— Supplied material —

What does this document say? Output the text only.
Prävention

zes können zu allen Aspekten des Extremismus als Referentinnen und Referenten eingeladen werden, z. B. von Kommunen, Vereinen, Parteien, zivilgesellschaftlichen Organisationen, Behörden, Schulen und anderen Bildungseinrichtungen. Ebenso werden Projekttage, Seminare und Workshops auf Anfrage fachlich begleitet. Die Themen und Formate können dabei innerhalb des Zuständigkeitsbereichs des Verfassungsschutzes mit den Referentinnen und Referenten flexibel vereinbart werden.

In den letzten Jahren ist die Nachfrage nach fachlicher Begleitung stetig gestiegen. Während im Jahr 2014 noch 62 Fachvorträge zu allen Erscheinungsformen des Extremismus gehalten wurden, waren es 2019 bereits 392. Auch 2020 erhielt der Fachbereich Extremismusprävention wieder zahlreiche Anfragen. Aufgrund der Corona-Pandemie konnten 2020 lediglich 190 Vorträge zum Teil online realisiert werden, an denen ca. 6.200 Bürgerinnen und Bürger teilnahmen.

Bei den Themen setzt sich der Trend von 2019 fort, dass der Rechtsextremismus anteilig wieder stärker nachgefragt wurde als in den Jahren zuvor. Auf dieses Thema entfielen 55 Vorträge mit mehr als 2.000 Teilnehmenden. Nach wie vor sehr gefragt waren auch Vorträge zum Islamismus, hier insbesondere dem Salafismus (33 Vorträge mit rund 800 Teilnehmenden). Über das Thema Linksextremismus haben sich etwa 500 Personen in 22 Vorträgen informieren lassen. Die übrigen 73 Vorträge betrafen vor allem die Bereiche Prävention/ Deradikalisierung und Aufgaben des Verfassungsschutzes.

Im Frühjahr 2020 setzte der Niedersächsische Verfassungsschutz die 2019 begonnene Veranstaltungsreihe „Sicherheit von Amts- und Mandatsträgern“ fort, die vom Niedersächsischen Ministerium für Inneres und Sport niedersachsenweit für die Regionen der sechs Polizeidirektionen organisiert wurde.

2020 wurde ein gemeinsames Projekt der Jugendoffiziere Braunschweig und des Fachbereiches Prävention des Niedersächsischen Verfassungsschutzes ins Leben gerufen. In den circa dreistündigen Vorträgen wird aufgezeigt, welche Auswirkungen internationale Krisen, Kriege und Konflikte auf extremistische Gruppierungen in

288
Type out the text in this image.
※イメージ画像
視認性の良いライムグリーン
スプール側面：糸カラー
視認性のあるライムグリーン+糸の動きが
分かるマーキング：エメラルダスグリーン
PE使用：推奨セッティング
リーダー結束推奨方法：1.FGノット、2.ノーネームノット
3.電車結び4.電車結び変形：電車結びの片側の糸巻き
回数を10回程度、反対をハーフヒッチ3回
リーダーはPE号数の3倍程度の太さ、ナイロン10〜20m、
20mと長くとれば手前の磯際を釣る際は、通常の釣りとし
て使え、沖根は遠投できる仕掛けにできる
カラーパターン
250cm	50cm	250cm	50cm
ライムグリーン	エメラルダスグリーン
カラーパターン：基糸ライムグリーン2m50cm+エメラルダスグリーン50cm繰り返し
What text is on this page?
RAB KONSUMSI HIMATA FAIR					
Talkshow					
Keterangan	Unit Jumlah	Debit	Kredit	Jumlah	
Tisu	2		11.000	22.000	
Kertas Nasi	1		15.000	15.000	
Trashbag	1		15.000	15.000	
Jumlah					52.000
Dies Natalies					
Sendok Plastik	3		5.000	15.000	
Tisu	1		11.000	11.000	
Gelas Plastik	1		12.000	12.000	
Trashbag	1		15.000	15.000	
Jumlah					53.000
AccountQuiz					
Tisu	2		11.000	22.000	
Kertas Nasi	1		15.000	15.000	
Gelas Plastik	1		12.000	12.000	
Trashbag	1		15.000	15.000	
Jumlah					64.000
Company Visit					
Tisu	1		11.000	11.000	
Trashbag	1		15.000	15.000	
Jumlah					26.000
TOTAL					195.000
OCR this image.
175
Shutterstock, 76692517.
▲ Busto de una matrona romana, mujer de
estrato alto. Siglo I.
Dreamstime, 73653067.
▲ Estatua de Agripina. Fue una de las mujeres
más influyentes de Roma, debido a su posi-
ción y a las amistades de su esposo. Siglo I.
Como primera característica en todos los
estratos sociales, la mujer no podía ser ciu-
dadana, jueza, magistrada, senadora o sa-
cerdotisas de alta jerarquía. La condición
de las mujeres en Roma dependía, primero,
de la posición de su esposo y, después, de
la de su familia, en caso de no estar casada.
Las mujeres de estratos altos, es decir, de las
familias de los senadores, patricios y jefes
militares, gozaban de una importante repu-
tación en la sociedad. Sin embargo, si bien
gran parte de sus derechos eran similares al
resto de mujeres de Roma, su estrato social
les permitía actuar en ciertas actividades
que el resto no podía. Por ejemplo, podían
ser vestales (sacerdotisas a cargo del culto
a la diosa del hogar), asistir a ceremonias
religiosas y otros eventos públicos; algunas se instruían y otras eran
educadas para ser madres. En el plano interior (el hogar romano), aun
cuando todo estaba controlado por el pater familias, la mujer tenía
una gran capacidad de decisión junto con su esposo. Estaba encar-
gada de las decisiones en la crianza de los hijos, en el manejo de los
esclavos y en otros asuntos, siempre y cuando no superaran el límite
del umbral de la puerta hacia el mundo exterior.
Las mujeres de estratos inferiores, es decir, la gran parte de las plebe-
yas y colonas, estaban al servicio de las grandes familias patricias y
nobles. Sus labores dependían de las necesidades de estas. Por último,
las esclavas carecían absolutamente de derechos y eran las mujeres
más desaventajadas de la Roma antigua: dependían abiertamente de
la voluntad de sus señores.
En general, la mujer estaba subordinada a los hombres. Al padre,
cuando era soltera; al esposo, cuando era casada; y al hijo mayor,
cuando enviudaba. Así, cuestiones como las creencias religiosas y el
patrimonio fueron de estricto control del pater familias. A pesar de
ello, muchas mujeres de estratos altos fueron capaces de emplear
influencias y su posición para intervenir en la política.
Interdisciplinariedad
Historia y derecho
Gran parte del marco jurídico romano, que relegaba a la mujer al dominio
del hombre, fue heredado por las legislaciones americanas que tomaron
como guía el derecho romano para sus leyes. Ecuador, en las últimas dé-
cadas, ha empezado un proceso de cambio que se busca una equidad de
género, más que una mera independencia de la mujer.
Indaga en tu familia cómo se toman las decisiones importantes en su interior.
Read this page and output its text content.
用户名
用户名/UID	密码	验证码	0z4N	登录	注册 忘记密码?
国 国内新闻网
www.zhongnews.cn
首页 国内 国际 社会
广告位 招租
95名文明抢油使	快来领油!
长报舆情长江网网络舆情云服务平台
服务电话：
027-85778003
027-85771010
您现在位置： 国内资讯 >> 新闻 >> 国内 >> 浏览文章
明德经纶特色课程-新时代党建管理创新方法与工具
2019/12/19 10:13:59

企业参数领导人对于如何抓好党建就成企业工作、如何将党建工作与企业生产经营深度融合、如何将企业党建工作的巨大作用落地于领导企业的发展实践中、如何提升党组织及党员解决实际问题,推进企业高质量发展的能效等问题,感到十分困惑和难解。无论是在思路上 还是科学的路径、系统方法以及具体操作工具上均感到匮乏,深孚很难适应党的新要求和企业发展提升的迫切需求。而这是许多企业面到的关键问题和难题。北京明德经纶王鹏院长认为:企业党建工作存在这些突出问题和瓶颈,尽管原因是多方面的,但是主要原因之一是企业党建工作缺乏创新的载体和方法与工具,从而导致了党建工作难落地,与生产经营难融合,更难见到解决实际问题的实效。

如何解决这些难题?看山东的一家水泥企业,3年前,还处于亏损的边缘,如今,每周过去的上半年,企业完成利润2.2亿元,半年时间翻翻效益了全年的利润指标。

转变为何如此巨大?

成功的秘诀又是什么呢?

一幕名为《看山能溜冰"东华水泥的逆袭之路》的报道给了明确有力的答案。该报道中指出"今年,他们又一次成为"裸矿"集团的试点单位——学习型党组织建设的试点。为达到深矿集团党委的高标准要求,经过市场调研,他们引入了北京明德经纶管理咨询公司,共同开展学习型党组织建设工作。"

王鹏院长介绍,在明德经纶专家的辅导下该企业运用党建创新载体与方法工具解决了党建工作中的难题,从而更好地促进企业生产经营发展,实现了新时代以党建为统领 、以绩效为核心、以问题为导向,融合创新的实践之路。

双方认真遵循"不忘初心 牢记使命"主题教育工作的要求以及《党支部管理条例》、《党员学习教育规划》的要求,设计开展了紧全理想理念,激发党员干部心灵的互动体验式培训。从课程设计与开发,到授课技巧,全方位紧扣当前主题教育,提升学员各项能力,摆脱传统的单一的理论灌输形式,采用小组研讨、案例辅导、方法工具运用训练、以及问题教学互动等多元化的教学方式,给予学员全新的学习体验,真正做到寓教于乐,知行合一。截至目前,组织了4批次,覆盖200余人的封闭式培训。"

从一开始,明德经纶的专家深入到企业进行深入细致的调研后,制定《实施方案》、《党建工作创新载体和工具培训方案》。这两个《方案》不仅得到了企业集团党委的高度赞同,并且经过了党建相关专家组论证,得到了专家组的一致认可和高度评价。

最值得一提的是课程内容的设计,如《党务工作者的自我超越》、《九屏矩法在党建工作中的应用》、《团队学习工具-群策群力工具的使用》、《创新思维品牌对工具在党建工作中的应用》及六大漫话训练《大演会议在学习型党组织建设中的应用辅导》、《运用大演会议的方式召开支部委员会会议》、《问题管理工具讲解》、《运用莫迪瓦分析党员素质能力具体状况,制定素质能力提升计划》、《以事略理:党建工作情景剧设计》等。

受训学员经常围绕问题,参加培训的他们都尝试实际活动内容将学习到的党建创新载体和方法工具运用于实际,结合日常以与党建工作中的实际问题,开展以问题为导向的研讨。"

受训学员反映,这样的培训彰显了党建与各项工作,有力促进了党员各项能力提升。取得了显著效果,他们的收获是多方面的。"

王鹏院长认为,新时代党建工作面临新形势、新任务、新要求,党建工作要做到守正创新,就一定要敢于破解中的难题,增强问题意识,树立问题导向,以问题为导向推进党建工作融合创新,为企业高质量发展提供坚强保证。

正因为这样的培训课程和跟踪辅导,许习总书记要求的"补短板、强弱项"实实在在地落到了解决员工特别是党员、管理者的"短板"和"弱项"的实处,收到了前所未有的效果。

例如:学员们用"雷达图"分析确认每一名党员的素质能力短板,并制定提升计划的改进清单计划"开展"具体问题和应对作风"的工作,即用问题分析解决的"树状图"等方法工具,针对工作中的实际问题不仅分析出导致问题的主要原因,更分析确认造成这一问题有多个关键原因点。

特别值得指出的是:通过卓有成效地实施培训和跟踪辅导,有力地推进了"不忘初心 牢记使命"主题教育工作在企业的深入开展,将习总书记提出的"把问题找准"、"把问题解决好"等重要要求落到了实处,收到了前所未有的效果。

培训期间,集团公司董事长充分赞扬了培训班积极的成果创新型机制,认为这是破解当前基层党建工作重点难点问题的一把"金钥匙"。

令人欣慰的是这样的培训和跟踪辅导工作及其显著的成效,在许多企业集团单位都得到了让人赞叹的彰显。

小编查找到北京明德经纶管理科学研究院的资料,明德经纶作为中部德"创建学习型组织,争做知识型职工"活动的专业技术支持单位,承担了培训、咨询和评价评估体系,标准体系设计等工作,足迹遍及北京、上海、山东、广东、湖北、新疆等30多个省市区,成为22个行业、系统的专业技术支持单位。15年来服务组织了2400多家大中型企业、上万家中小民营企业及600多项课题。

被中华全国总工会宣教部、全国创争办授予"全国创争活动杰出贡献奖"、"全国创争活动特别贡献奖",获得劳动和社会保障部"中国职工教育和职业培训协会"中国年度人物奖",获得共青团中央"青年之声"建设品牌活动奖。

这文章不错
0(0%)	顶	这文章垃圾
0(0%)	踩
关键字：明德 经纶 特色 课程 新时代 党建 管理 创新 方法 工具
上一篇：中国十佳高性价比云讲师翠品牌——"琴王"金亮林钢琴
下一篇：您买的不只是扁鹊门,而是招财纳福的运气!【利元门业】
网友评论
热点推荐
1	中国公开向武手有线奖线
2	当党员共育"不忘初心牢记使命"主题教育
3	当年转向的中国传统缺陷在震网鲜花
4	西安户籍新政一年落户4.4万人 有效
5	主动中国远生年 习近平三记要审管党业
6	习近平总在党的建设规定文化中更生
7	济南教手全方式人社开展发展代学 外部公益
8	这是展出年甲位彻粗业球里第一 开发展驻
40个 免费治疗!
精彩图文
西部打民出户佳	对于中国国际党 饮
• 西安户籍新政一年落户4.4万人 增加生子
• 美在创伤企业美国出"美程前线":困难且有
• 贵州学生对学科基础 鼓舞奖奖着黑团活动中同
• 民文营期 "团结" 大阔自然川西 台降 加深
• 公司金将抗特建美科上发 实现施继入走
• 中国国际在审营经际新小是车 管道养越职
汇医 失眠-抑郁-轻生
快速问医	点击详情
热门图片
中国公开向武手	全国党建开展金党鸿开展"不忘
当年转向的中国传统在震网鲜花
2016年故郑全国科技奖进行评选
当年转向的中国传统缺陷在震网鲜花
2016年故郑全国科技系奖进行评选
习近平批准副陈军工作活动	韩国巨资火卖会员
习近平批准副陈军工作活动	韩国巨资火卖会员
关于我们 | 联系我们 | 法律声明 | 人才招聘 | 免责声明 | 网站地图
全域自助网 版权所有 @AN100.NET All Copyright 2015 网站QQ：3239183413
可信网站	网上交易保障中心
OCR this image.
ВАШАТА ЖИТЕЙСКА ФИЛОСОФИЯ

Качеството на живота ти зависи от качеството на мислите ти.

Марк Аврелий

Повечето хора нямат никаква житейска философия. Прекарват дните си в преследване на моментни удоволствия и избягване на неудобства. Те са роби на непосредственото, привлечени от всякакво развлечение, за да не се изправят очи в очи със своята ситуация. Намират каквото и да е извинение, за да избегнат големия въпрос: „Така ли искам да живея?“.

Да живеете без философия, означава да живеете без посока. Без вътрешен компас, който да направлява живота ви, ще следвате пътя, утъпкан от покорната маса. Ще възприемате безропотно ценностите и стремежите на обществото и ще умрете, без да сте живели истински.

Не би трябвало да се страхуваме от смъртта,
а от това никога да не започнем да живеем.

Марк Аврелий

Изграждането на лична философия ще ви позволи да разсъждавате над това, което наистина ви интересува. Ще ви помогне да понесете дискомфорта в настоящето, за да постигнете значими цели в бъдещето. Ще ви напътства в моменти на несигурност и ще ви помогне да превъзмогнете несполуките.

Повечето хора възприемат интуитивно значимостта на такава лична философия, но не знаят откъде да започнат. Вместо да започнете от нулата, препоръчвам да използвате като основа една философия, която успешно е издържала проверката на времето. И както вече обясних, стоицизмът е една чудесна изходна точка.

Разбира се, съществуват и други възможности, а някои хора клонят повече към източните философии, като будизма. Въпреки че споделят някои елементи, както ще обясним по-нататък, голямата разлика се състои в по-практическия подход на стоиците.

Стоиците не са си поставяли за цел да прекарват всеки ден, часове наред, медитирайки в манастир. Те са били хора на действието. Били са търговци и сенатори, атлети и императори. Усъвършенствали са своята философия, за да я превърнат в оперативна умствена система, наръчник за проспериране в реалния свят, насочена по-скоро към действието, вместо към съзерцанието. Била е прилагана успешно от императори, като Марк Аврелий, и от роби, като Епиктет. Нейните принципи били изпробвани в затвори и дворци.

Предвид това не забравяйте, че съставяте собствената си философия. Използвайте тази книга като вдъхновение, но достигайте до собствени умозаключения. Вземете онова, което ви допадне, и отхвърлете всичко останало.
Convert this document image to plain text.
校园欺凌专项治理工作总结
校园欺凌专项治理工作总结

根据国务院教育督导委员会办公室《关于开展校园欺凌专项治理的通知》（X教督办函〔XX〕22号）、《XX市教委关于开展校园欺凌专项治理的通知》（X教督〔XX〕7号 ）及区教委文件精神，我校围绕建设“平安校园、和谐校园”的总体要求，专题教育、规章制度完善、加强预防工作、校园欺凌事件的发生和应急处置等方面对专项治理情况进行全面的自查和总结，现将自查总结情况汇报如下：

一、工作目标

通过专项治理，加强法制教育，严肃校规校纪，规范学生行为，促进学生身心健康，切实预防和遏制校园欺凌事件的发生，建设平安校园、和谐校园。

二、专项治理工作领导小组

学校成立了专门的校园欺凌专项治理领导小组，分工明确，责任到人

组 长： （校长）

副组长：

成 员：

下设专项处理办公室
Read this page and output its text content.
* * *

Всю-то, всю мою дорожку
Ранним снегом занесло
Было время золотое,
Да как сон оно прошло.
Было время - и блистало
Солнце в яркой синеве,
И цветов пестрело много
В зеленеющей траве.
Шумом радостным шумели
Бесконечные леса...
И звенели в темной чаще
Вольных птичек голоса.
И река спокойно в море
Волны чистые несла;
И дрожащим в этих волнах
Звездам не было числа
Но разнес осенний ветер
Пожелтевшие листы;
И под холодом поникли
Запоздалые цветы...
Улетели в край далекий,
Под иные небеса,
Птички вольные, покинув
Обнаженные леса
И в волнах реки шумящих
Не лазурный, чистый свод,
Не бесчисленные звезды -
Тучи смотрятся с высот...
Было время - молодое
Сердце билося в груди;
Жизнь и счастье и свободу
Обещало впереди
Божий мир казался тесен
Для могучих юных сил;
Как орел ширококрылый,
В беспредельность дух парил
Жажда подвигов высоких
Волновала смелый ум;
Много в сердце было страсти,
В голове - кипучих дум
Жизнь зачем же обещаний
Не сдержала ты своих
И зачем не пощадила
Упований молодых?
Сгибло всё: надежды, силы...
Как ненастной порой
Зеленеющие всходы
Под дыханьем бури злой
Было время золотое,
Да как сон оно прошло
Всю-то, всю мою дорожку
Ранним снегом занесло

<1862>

— Brief —
Copy down every line of the material above that includes the string "cuando".

— Task result —
cuando todo estaba controlado por el pater familias, la mujer tenía
esclavos y en otros asuntos, siempre y cuando no superaran el límite
cuando era soltera; al esposo, cuando era casada; y al hijo mayor,
cuando enviudaba. Así, cuestiones como las creencias religiosas y el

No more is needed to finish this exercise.